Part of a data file
START

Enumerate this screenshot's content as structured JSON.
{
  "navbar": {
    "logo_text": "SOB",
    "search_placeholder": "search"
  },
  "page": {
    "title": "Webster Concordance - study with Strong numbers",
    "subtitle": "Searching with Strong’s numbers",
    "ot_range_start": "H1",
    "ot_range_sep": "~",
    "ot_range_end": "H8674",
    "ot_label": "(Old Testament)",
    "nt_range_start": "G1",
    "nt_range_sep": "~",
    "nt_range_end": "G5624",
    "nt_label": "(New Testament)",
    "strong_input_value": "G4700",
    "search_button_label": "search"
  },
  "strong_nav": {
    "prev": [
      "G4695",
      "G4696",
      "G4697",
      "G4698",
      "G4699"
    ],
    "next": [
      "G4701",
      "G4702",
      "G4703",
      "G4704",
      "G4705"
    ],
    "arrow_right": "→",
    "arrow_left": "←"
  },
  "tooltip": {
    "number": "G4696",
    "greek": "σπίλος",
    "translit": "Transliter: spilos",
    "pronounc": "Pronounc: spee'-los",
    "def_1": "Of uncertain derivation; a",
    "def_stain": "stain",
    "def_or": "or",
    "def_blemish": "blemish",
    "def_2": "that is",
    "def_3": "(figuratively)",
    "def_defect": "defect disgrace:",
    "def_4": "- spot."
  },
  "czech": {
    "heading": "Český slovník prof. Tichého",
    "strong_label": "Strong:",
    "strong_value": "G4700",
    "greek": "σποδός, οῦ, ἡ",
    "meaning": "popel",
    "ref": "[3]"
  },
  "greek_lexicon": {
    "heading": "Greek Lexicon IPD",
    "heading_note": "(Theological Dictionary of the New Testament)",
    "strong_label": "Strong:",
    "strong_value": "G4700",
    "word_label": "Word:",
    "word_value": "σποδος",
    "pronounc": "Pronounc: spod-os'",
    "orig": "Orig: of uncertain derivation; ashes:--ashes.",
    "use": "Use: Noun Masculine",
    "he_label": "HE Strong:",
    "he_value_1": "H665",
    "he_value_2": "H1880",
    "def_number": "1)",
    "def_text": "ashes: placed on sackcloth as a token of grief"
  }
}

END

Copy each line from the data above that includes "Testament".

    "ot_label": "(Old Testament)",
    "nt_label": "(New Testament)",
    "heading_note": "(Theological Dictionary of the New Testament)",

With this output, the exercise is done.